→ DATA FOR THIS EXERCISE

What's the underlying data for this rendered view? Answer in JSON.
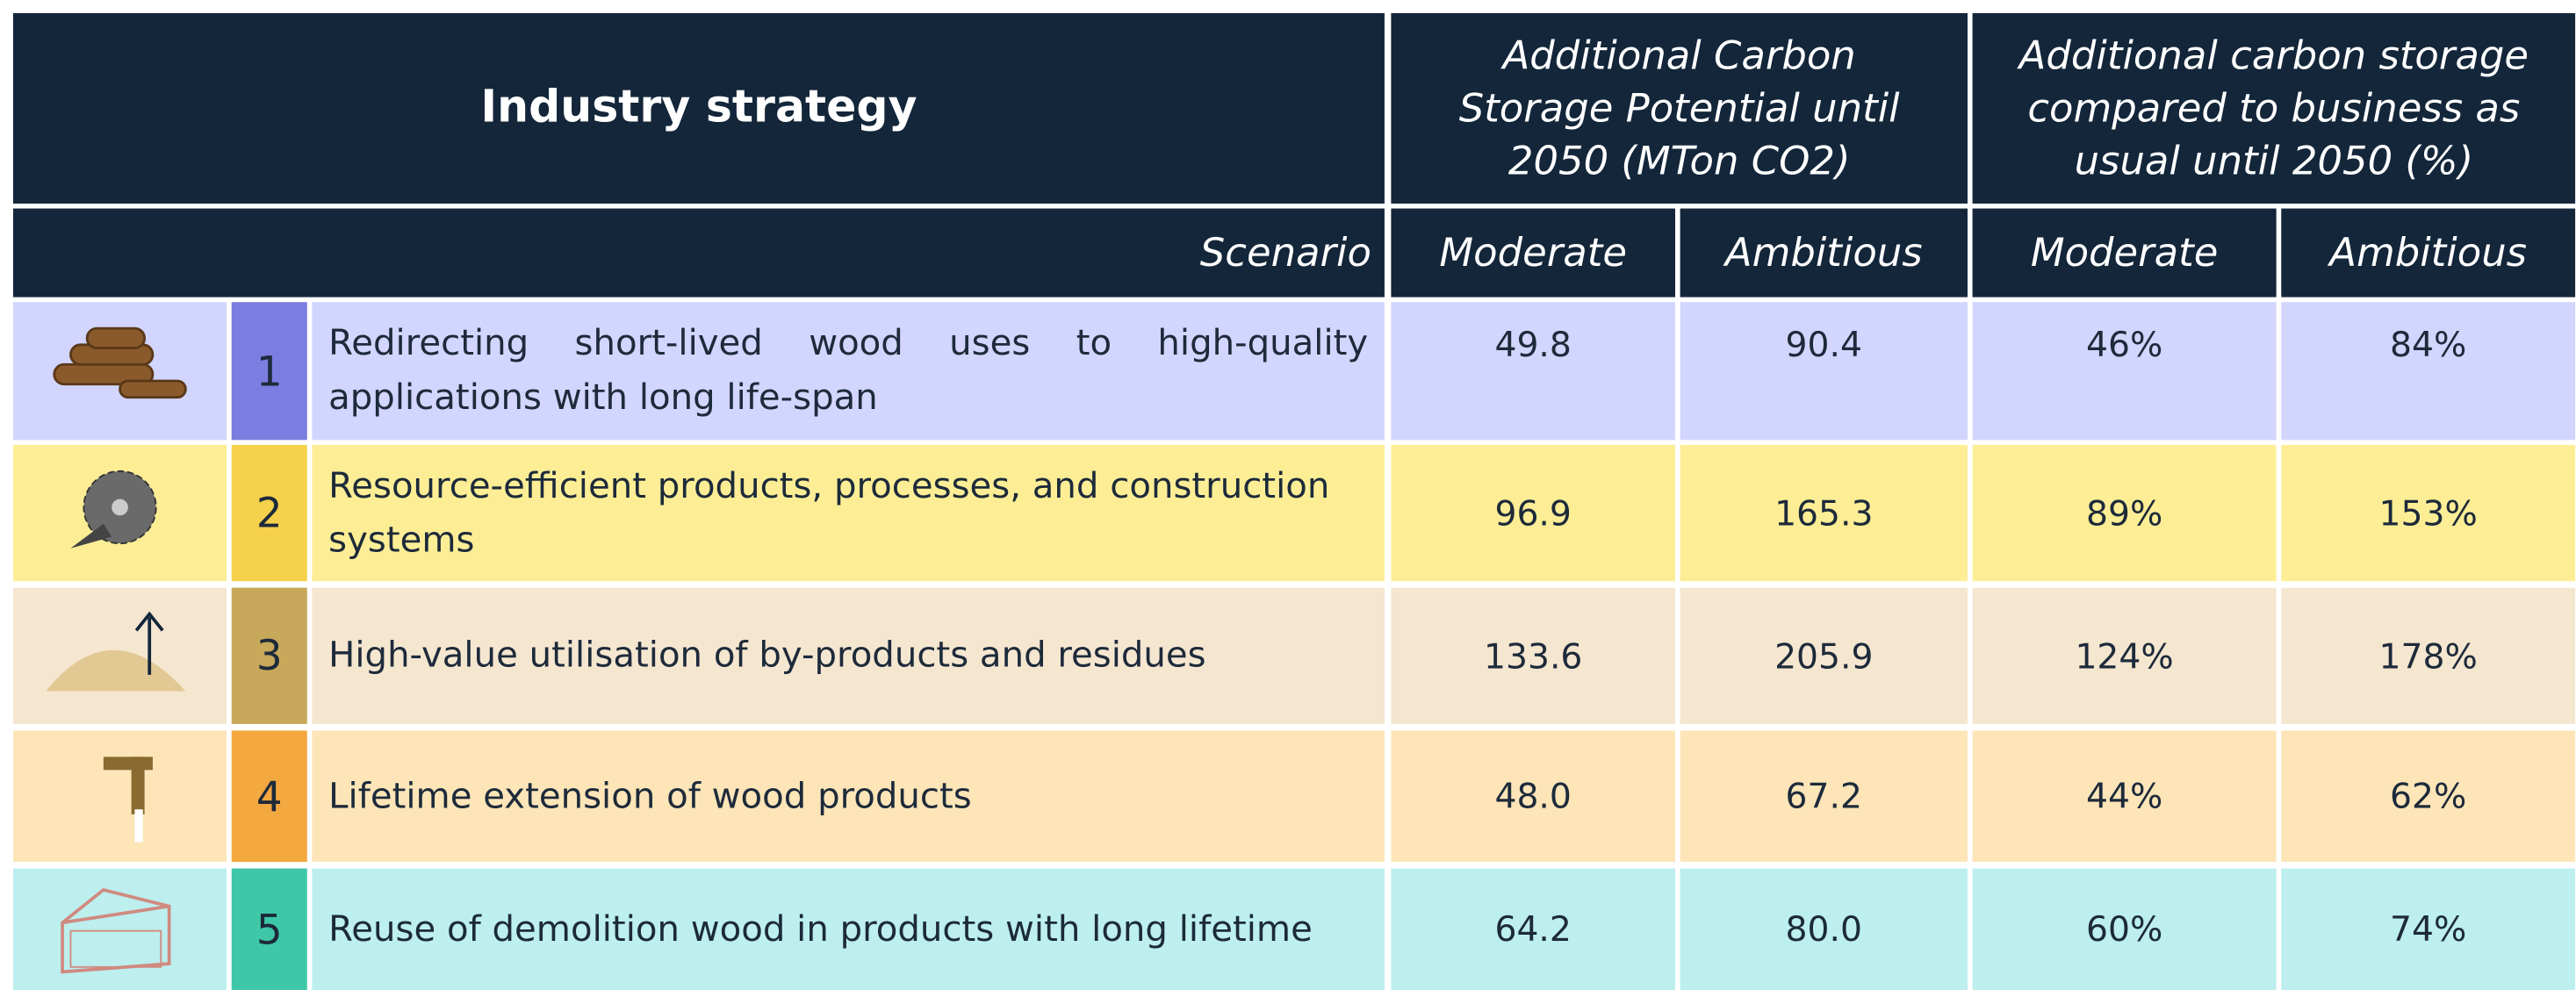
{
  "header": {
    "strategy": "Industry strategy",
    "group1": "Additional Carbon Storage Potential until 2050 (MTon CO2)",
    "group2": "Additional carbon storage compared to business as usual until 2050 (%)",
    "scenario": "Scenario",
    "columns": [
      "Moderate",
      "Ambitious",
      "Moderate",
      "Ambitious"
    ]
  },
  "rows": [
    {
      "number": "1",
      "strategy": "Redirecting short-lived wood uses to high-quality applications with long life-span",
      "values": [
        "49.8",
        "90.4",
        "46%",
        "84%"
      ]
    },
    {
      "number": "2",
      "strategy": "Resource-efficient products, processes, and construction systems",
      "values": [
        "96.9",
        "165.3",
        "89%",
        "153%"
      ]
    },
    {
      "number": "3",
      "strategy": "High-value utilisation of by-products and residues",
      "values": [
        "133.6",
        "205.9",
        "124%",
        "178%"
      ]
    },
    {
      "number": "4",
      "strategy": "Lifetime extension of wood products",
      "values": [
        "48.0",
        "67.2",
        "44%",
        "62%"
      ]
    },
    {
      "number": "5",
      "strategy": "Reuse of demolition wood in products with long lifetime",
      "values": [
        "64.2",
        "80.0",
        "60%",
        "74%"
      ]
    }
  ]
}
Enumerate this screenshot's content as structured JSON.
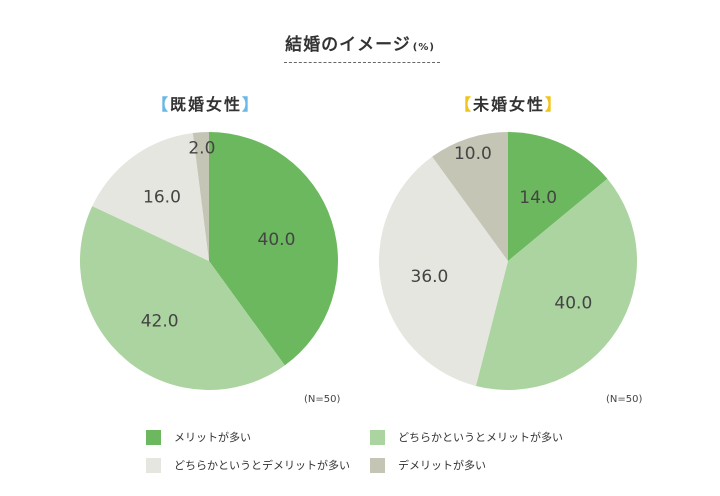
{
  "title": "結婚のイメージ",
  "title_unit": "(%)",
  "colors": {
    "merit_many": "#6cb85f",
    "both_merit": "#abd4a0",
    "both_demerit": "#e6e6e0",
    "demerit_many": "#c4c5b4"
  },
  "chart_data": [
    {
      "type": "pie",
      "title": "既婚女性",
      "title_open": "【",
      "title_close": "】",
      "note": "(N=50)",
      "slices": [
        {
          "label": "メリットが多い",
          "value": 40.0,
          "value_text": "40.0"
        },
        {
          "label": "どちらかというとメリットが多い",
          "value": 42.0,
          "value_text": "42.0"
        },
        {
          "label": "どちらかというとデメリットが多い",
          "value": 16.0,
          "value_text": "16.0"
        },
        {
          "label": "デメリットが多い",
          "value": 2.0,
          "value_text": "2.0"
        }
      ]
    },
    {
      "type": "pie",
      "title": "未婚女性",
      "title_open": "【",
      "title_close": "】",
      "note": "(N=50)",
      "slices": [
        {
          "label": "メリットが多い",
          "value": 14.0,
          "value_text": "14.0"
        },
        {
          "label": "どちらかというとメリットが多い",
          "value": 40.0,
          "value_text": "40.0"
        },
        {
          "label": "どちらかというとデメリットが多い",
          "value": 36.0,
          "value_text": "36.0"
        },
        {
          "label": "デメリットが多い",
          "value": 10.0,
          "value_text": "10.0"
        }
      ]
    }
  ],
  "legend": [
    {
      "label": "メリットが多い",
      "color": "#6cb85f"
    },
    {
      "label": "どちらかというとメリットが多い",
      "color": "#abd4a0"
    },
    {
      "label": "どちらかというとデメリットが多い",
      "color": "#e6e6e0"
    },
    {
      "label": "デメリットが多い",
      "color": "#c4c5b4"
    }
  ]
}
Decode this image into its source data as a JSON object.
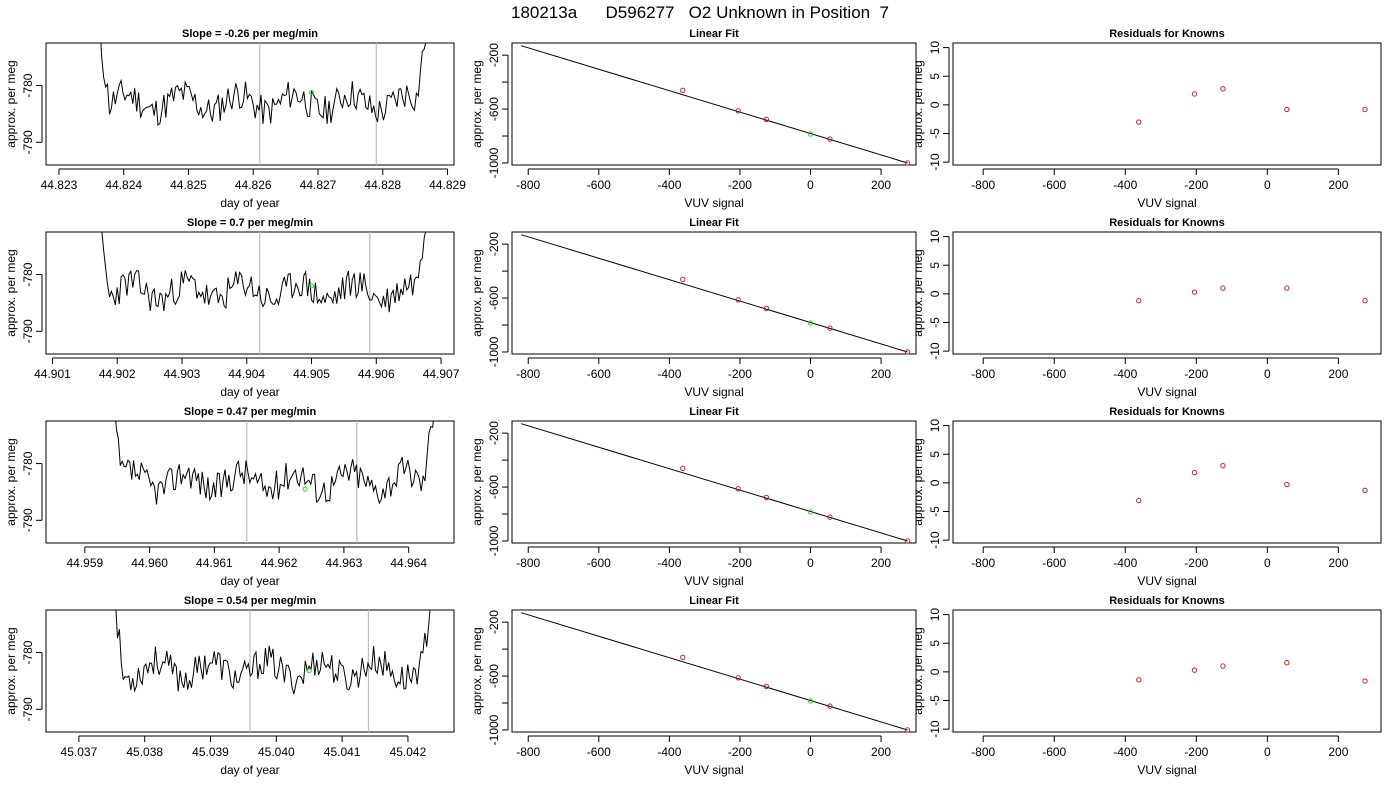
{
  "page_title": "180213a      D596277   O2 Unknown in Position  7",
  "chart_data": [
    {
      "type": "line",
      "title": "Slope =  -0.26  per meg/min",
      "xlabel": "day of year",
      "ylabel": "approx. per meg",
      "xlim": [
        44.8228,
        44.8291
      ],
      "ylim": [
        -794,
        -772.5
      ],
      "x_ticks": [
        44.823,
        44.824,
        44.825,
        44.826,
        44.827,
        44.828,
        44.829
      ],
      "x_tick_labels": [
        "44.823",
        "44.824",
        "44.825",
        "44.826",
        "44.827",
        "44.828",
        "44.829"
      ],
      "y_ticks": [
        -780,
        -790
      ],
      "y_tick_labels": [
        "-780",
        "-790"
      ],
      "x_start": 44.8236,
      "x_end": 44.8287,
      "vlines": [
        44.8261,
        44.8279
      ],
      "marker": {
        "x": 44.8269,
        "y": -781.2
      },
      "seed": 11
    },
    {
      "type": "line",
      "title": "Slope =  0.7  per meg/min",
      "xlabel": "day of year",
      "ylabel": "approx. per meg",
      "xlim": [
        44.9009,
        44.9072
      ],
      "ylim": [
        -794,
        -772.5
      ],
      "x_ticks": [
        44.901,
        44.902,
        44.903,
        44.904,
        44.905,
        44.906,
        44.907
      ],
      "x_tick_labels": [
        "44.901",
        "44.902",
        "44.903",
        "44.904",
        "44.905",
        "44.906",
        "44.907"
      ],
      "y_ticks": [
        -780,
        -790
      ],
      "y_tick_labels": [
        "-780",
        "-790"
      ],
      "x_start": 44.9017,
      "x_end": 44.9068,
      "vlines": [
        44.9042,
        44.9059
      ],
      "marker": {
        "x": 44.905,
        "y": -782.0
      },
      "seed": 23
    },
    {
      "type": "line",
      "title": "Slope =  0.47  per meg/min",
      "xlabel": "day of year",
      "ylabel": "approx. per meg",
      "xlim": [
        44.9584,
        44.9647
      ],
      "ylim": [
        -794,
        -772.5
      ],
      "x_ticks": [
        44.959,
        44.96,
        44.961,
        44.962,
        44.963,
        44.964
      ],
      "x_tick_labels": [
        "44.959",
        "44.960",
        "44.961",
        "44.962",
        "44.963",
        "44.964"
      ],
      "y_ticks": [
        -780,
        -790
      ],
      "y_tick_labels": [
        "-780",
        "-790"
      ],
      "x_start": 44.9594,
      "x_end": 44.9644,
      "vlines": [
        44.9615,
        44.9632
      ],
      "marker": {
        "x": 44.9624,
        "y": -784.5
      },
      "seed": 37
    },
    {
      "type": "line",
      "title": "Slope =  0.54  per meg/min",
      "xlabel": "day of year",
      "ylabel": "approx. per meg",
      "xlim": [
        45.0365,
        45.0427
      ],
      "ylim": [
        -794,
        -772.5
      ],
      "x_ticks": [
        45.037,
        45.038,
        45.039,
        45.04,
        45.041,
        45.042
      ],
      "x_tick_labels": [
        "45.037",
        "45.038",
        "45.039",
        "45.040",
        "45.041",
        "45.042"
      ],
      "y_ticks": [
        -780,
        -790
      ],
      "y_tick_labels": [
        "-780",
        "-790"
      ],
      "x_start": 45.0375,
      "x_end": 45.0424,
      "vlines": [
        45.0396,
        45.0414
      ],
      "marker": {
        "x": 45.0405,
        "y": -783.2
      },
      "seed": 53
    },
    {
      "type": "scatter",
      "title": "Linear Fit",
      "xlabel": "VUV signal",
      "ylabel": "approx. per meg",
      "xlim": [
        -846,
        299
      ],
      "ylim": [
        -1015,
        -110
      ],
      "x_ticks": [
        -800,
        -600,
        -400,
        -200,
        0,
        200
      ],
      "x_tick_labels": [
        "-800",
        "-600",
        "-400",
        "-200",
        "0",
        "200"
      ],
      "y_ticks": [
        -200,
        -400,
        -600,
        -800,
        -1000
      ],
      "y_tick_labels": [
        "-200",
        "",
        "-600",
        "",
        "-1000"
      ],
      "fit_line": {
        "x": [
          -820,
          275
        ],
        "y": [
          -130,
          -1000
        ]
      },
      "knowns": {
        "x": [
          -362,
          -205,
          -125,
          55,
          275
        ],
        "y": [
          -461,
          -613,
          -677,
          -823,
          -1000
        ]
      },
      "unknown": {
        "x": 0,
        "y": -785
      }
    },
    {
      "type": "scatter",
      "title": "Linear Fit",
      "xlabel": "VUV signal",
      "ylabel": "approx. per meg",
      "xlim": [
        -846,
        299
      ],
      "ylim": [
        -1015,
        -110
      ],
      "x_ticks": [
        -800,
        -600,
        -400,
        -200,
        0,
        200
      ],
      "x_tick_labels": [
        "-800",
        "-600",
        "-400",
        "-200",
        "0",
        "200"
      ],
      "y_ticks": [
        -200,
        -400,
        -600,
        -800,
        -1000
      ],
      "y_tick_labels": [
        "-200",
        "",
        "-600",
        "",
        "-1000"
      ],
      "fit_line": {
        "x": [
          -820,
          275
        ],
        "y": [
          -130,
          -1000
        ]
      },
      "knowns": {
        "x": [
          -362,
          -205,
          -125,
          55,
          275
        ],
        "y": [
          -461,
          -613,
          -677,
          -823,
          -1000
        ]
      },
      "unknown": {
        "x": 0,
        "y": -785
      }
    },
    {
      "type": "scatter",
      "title": "Linear Fit",
      "xlabel": "VUV signal",
      "ylabel": "approx. per meg",
      "xlim": [
        -846,
        299
      ],
      "ylim": [
        -1015,
        -110
      ],
      "x_ticks": [
        -800,
        -600,
        -400,
        -200,
        0,
        200
      ],
      "x_tick_labels": [
        "-800",
        "-600",
        "-400",
        "-200",
        "0",
        "200"
      ],
      "y_ticks": [
        -200,
        -400,
        -600,
        -800,
        -1000
      ],
      "y_tick_labels": [
        "-200",
        "",
        "-600",
        "",
        "-1000"
      ],
      "fit_line": {
        "x": [
          -820,
          275
        ],
        "y": [
          -130,
          -1000
        ]
      },
      "knowns": {
        "x": [
          -362,
          -205,
          -125,
          55,
          275
        ],
        "y": [
          -461,
          -613,
          -677,
          -823,
          -1000
        ]
      },
      "unknown": {
        "x": 0,
        "y": -785
      }
    },
    {
      "type": "scatter",
      "title": "Linear Fit",
      "xlabel": "VUV signal",
      "ylabel": "approx. per meg",
      "xlim": [
        -846,
        299
      ],
      "ylim": [
        -1015,
        -110
      ],
      "x_ticks": [
        -800,
        -600,
        -400,
        -200,
        0,
        200
      ],
      "x_tick_labels": [
        "-800",
        "-600",
        "-400",
        "-200",
        "0",
        "200"
      ],
      "y_ticks": [
        -200,
        -400,
        -600,
        -800,
        -1000
      ],
      "y_tick_labels": [
        "-200",
        "",
        "-600",
        "",
        "-1000"
      ],
      "fit_line": {
        "x": [
          -820,
          275
        ],
        "y": [
          -130,
          -1000
        ]
      },
      "knowns": {
        "x": [
          -362,
          -205,
          -125,
          55,
          275
        ],
        "y": [
          -461,
          -613,
          -677,
          -823,
          -1000
        ]
      },
      "unknown": {
        "x": 0,
        "y": -785
      }
    },
    {
      "type": "scatter",
      "title": "Residuals for Knowns",
      "xlabel": "VUV signal",
      "ylabel": "approx. per meg",
      "xlim": [
        -885,
        320
      ],
      "ylim": [
        -10.5,
        10.8
      ],
      "x_ticks": [
        -800,
        -600,
        -400,
        -200,
        0,
        200
      ],
      "x_tick_labels": [
        "-800",
        "-600",
        "-400",
        "-200",
        "0",
        "200"
      ],
      "y_ticks": [
        10,
        5,
        0,
        -5,
        -10
      ],
      "y_tick_labels": [
        "10",
        "5",
        "0",
        "-5",
        "-10"
      ],
      "knowns": {
        "x": [
          -362,
          -205,
          -125,
          55,
          275
        ],
        "y": [
          -3.0,
          1.9,
          2.8,
          -0.8,
          -0.8
        ]
      }
    },
    {
      "type": "scatter",
      "title": "Residuals for Knowns",
      "xlabel": "VUV signal",
      "ylabel": "approx. per meg",
      "xlim": [
        -885,
        320
      ],
      "ylim": [
        -10.5,
        10.8
      ],
      "x_ticks": [
        -800,
        -600,
        -400,
        -200,
        0,
        200
      ],
      "x_tick_labels": [
        "-800",
        "-600",
        "-400",
        "-200",
        "0",
        "200"
      ],
      "y_ticks": [
        10,
        5,
        0,
        -5,
        -10
      ],
      "y_tick_labels": [
        "10",
        "5",
        "0",
        "-5",
        "-10"
      ],
      "knowns": {
        "x": [
          -362,
          -205,
          -125,
          55,
          275
        ],
        "y": [
          -1.2,
          0.3,
          1.0,
          1.0,
          -1.2
        ]
      }
    },
    {
      "type": "scatter",
      "title": "Residuals for Knowns",
      "xlabel": "VUV signal",
      "ylabel": "approx. per meg",
      "xlim": [
        -885,
        320
      ],
      "ylim": [
        -10.5,
        10.8
      ],
      "x_ticks": [
        -800,
        -600,
        -400,
        -200,
        0,
        200
      ],
      "x_tick_labels": [
        "-800",
        "-600",
        "-400",
        "-200",
        "0",
        "200"
      ],
      "y_ticks": [
        10,
        5,
        0,
        -5,
        -10
      ],
      "y_tick_labels": [
        "10",
        "5",
        "0",
        "-5",
        "-10"
      ],
      "knowns": {
        "x": [
          -362,
          -205,
          -125,
          55,
          275
        ],
        "y": [
          -3.1,
          1.8,
          3.0,
          -0.3,
          -1.3
        ]
      }
    },
    {
      "type": "scatter",
      "title": "Residuals for Knowns",
      "xlabel": "VUV signal",
      "ylabel": "approx. per meg",
      "xlim": [
        -885,
        320
      ],
      "ylim": [
        -10.5,
        10.8
      ],
      "x_ticks": [
        -800,
        -600,
        -400,
        -200,
        0,
        200
      ],
      "x_tick_labels": [
        "-800",
        "-600",
        "-400",
        "-200",
        "0",
        "200"
      ],
      "y_ticks": [
        10,
        5,
        0,
        -5,
        -10
      ],
      "y_tick_labels": [
        "10",
        "5",
        "0",
        "-5",
        "-10"
      ],
      "knowns": {
        "x": [
          -362,
          -205,
          -125,
          55,
          275
        ],
        "y": [
          -1.4,
          0.3,
          1.0,
          1.6,
          -1.6
        ]
      }
    }
  ]
}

→ GOAL OF THE EXERCISE
Look through the data and show every line containing "JSON".

→ EXERCISE OUTPUT
What's the underlying data for this rendered view? Answer in JSON.
Enumerate this screenshot's content as structured JSON.
Decode this image into its source data as a JSON object.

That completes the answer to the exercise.